■ **Aim of the task**
Answer from the newsletter excerpt on Transformers and graph networks:
(a) In the hash-layer approach, what is each word assigned to through the hash layer?
(b) What new architecture does the Twitter post propose?
(c) What size is the Jax-based Transformer announced in Aran Komatsuzaki's post?

Neural Network Quantization and TRILL

Staircase Transformers, Graph Substructure Networks

Bugra Akyildiz

Jun 18, 2021

Parl.ai wrote about 2 new approaches that can make the Transformers more efficient in this post. The first approach where they introduce Hash Layers in the context of mixture of experts where a word is assigned to a fixed expert through hash layer. The second approach is staircase/ladder attention which can use the same layer multiple times while it can move in time by keeping an internal state. They show that both of these approaches introduce a lot of efficiencies in the training of the models.
- Hash Layers for Large Sparse Models paper is here.
- Staircase Attention for Recurrent Processing of Sequences is here.
- The code is here.

Twitter wrote about designing local and computational efficient graph neural networks. They are proposing a new architecture called Graph Substructure Networks(GSN)s and GSNs can do substructure counting and can use more powerful substructures which gives more powerful in terms of information representation than simple message passing. The paper has much more details on how GSNs can be constructed and how it works under the hood.
Michael Galkin wrote a great post around all of the knowledge papers in ICLR this year.
Aran Komatsuzaki wrote a post announcing that they released 6B Jax-Based Transformer which is also available in here.

■ **Information given**
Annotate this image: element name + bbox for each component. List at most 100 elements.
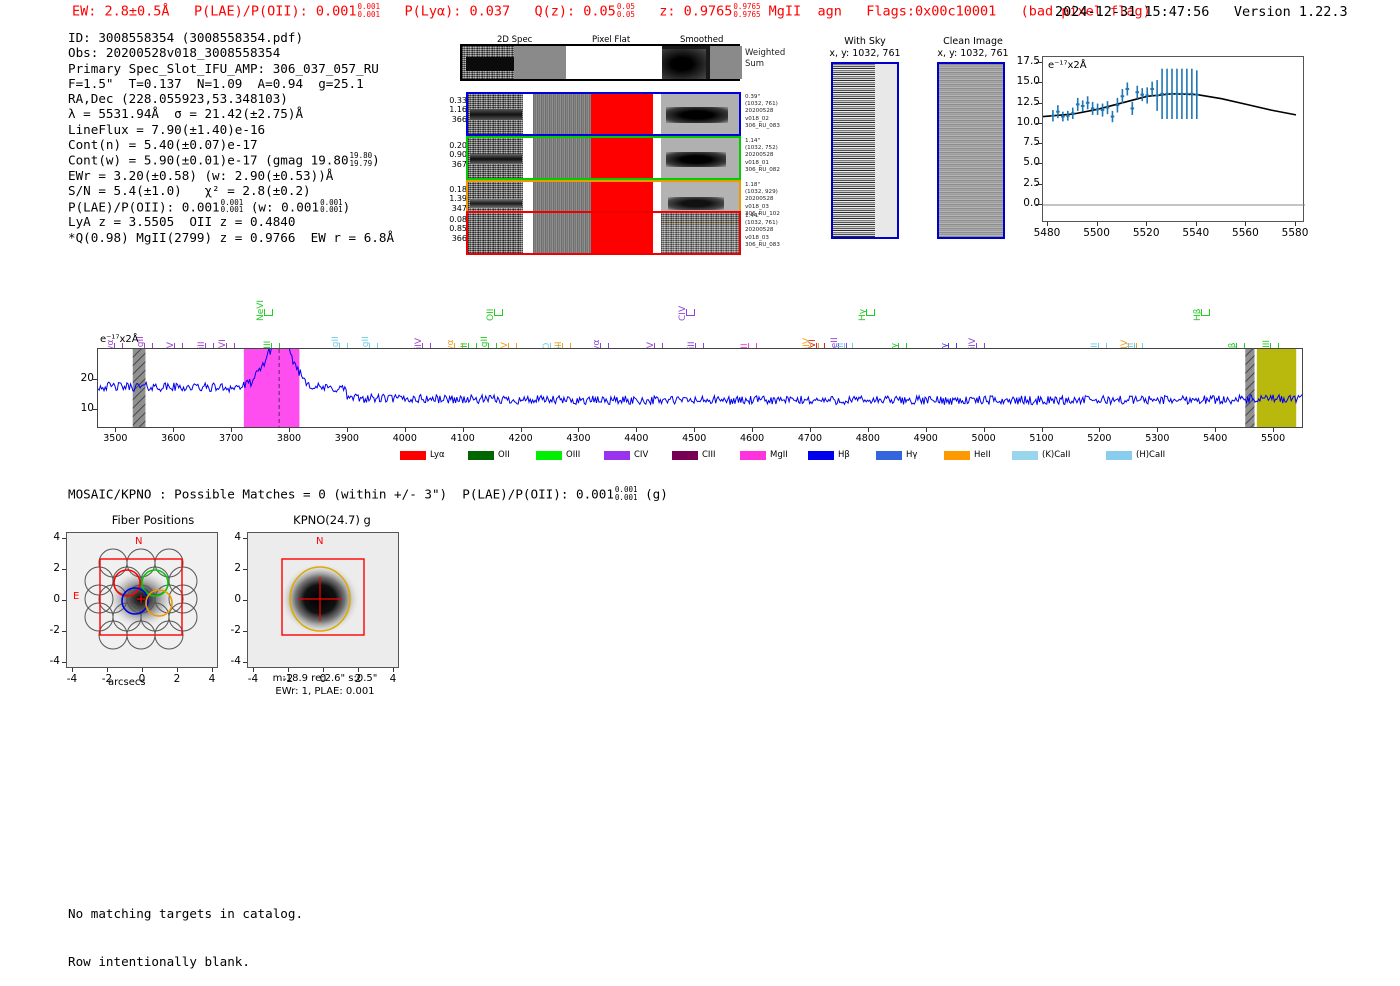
kpno-xtick-mark xyxy=(323,668,324,672)
zoom-ytick-mark xyxy=(1036,122,1042,124)
row2-gap-a xyxy=(523,182,533,222)
row0-smoothed-blob xyxy=(666,107,728,123)
row0-gap-a xyxy=(523,94,533,134)
spectrum-xtick: 3800 xyxy=(276,433,302,444)
spectrum-xtick-mark xyxy=(520,428,522,432)
footer-note: No matching targets in catalog. Row inte… xyxy=(68,874,303,986)
weighted-smoothed-pad xyxy=(710,46,742,79)
with-sky-title: With Sky xyxy=(844,36,886,47)
zoom-plot-annotation: e⁻¹⁷x2Å xyxy=(1048,60,1087,71)
row0-pixelflat xyxy=(533,94,591,134)
clean-image-title: Clean Image xyxy=(943,36,1003,47)
kpno-xtick: 0 xyxy=(319,673,327,685)
mosaic-plae-range: 0.001 0.001 xyxy=(614,485,638,502)
row3-2dspec xyxy=(468,213,523,253)
row1-trace xyxy=(470,154,522,164)
row2-smoothed-blob xyxy=(668,197,724,210)
spectrum-xtick-mark xyxy=(1041,428,1043,432)
legend-swatch xyxy=(1106,451,1132,460)
kpno-image-plot[interactable]: N xyxy=(247,532,399,668)
weighted-pixelflat xyxy=(566,46,662,79)
spectrum-xtick-mark xyxy=(809,428,811,432)
cutout-row-3[interactable] xyxy=(466,211,741,255)
header-timestamp-version: 2024-12-31 15:47:56 Version 1.22.3 xyxy=(1055,4,1348,20)
clean-image[interactable] xyxy=(937,62,1005,239)
header-plae-label: P(LAE)/P(OII): 0.001 xyxy=(193,3,357,20)
zoom-ytick: 7.5 xyxy=(1023,136,1040,149)
legend-swatch xyxy=(468,451,494,460)
spectrum-xtick-mark xyxy=(1157,428,1159,432)
header-qz-range: 0.05 0.05 xyxy=(616,2,635,19)
header-z-label: z: 0.9765 xyxy=(659,3,733,20)
gmag-range: 19.80 19.79 xyxy=(349,151,373,168)
kpno-xtick: -4 xyxy=(247,673,259,685)
spectrum-xtick-mark xyxy=(925,428,927,432)
fiber-ytick: -4 xyxy=(49,655,60,667)
header-z-range: 0.9765 0.9765 xyxy=(733,2,761,19)
fiber-ytick-mark xyxy=(62,631,66,632)
kpno-caption: m:18.9 re:2.6" s:0.5" EWr: 1, PLAE: 0.00… xyxy=(272,673,378,697)
info-plae-w-range: 0.001 0.001 xyxy=(320,197,343,215)
with-sky-image[interactable] xyxy=(831,62,899,239)
legend-label: (H)CaII xyxy=(1136,450,1166,460)
zoom-xtick-mark xyxy=(1146,222,1148,226)
kpno-xtick-mark xyxy=(253,668,254,672)
info-line-plae: P(LAE)/P(OII): 0.0010.001 0.001 (w: 0.001… xyxy=(68,197,351,215)
spectrum-xtick-mark xyxy=(346,428,348,432)
zoom-xtick: 5500 xyxy=(1083,227,1110,239)
spectrum-xtick: 5400 xyxy=(1203,433,1228,444)
zoom-ytick-mark xyxy=(1036,183,1042,185)
kpno-ytick-mark xyxy=(243,538,247,539)
cutout-row-0[interactable] xyxy=(466,92,741,136)
spectrum-xtick-mark xyxy=(173,428,175,432)
weighted-2dspec-pad xyxy=(514,46,566,79)
zoom-ytick: 2.5 xyxy=(1023,176,1040,189)
fiber-ytick: 4 xyxy=(53,531,60,543)
weighted-2dspec-trace xyxy=(466,57,514,71)
legend-swatch xyxy=(672,451,698,460)
header-agn-flag: agn xyxy=(817,3,842,20)
legend-label: Hβ xyxy=(838,450,850,460)
fiber-positions-plot[interactable]: N E xyxy=(66,532,218,668)
cutout-row-1-values: 0.20 0.90 367 xyxy=(449,141,467,169)
fiber-xtick-mark xyxy=(177,668,178,672)
clean-image-subtitle: x, y: 1032, 761 xyxy=(937,48,1009,59)
info-line-ewr: EWr = 3.20(±0.58) (w: 2.90(±0.53))Å xyxy=(68,168,334,184)
header-flag-note: (bad pixel flag) xyxy=(1020,3,1151,20)
zoom-xtick: 5560 xyxy=(1232,227,1259,239)
kpno-xtick: 2 xyxy=(354,673,362,685)
header-datetime: 2024-12-31 15:47:56 xyxy=(1055,4,1210,20)
info-line-lambda: λ = 5531.94Å σ = 21.42(±2.75)Å xyxy=(68,106,304,122)
cutout-row-2-values: 0.18 1.39 347 xyxy=(449,185,467,213)
fiber-ytick-mark xyxy=(62,569,66,570)
fiber-east-label: E xyxy=(73,591,80,602)
cutout-title-smoothed: Smoothed xyxy=(680,35,724,45)
kpno-ytick: -2 xyxy=(230,624,241,636)
fiber-ytick: -2 xyxy=(49,624,60,636)
zoom-ytick: 12.5 xyxy=(1016,95,1040,108)
detection-info-block: ID: 3008558354 (3008558354.pdf) Obs: 202… xyxy=(68,30,394,245)
cutout-row-3-meta: 1.44" (1032, 761) 20200528 v018_03 306_R… xyxy=(745,213,780,248)
spectrum-xtick-mark xyxy=(289,428,291,432)
zoom-ytick-mark xyxy=(1036,102,1042,104)
cutout-row-0-values: 0.33 1.16 366 xyxy=(449,96,467,124)
row2-gap-b xyxy=(653,182,661,222)
spectrum-line-bracket xyxy=(494,309,503,316)
zoom-ytick: 0.0 xyxy=(1023,197,1040,209)
row3-gap-a xyxy=(523,213,533,253)
legend-swatch xyxy=(1012,451,1038,460)
fiber-north-label: N xyxy=(135,536,143,547)
fiber-ytick-mark xyxy=(62,538,66,539)
spectrum-xtick: 3500 xyxy=(103,433,128,444)
fiber-xtick: -2 xyxy=(101,673,113,685)
spectrum-ytick-mark xyxy=(92,379,97,380)
kpno-xtick: 4 xyxy=(389,673,397,685)
cutout-row-1[interactable] xyxy=(466,136,741,180)
fiber-canvas xyxy=(67,533,217,667)
spectrum-xtick-mark xyxy=(404,428,406,432)
zoom-ytick: 15.0 xyxy=(1016,75,1040,88)
full-spectrum-plot[interactable] xyxy=(97,348,1303,428)
info-line-sn: S/N = 5.4(±1.0) χ² = 2.8(±0.2) xyxy=(68,183,311,199)
line-fit-zoom-plot[interactable]: e⁻¹⁷x2Å xyxy=(1042,56,1305,222)
fiber-xtick: 2 xyxy=(173,673,181,685)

■ **Finished answer**
(a) A fixed expert.
(b) Graph Substructure Networks (GSNs).
(c) 6B.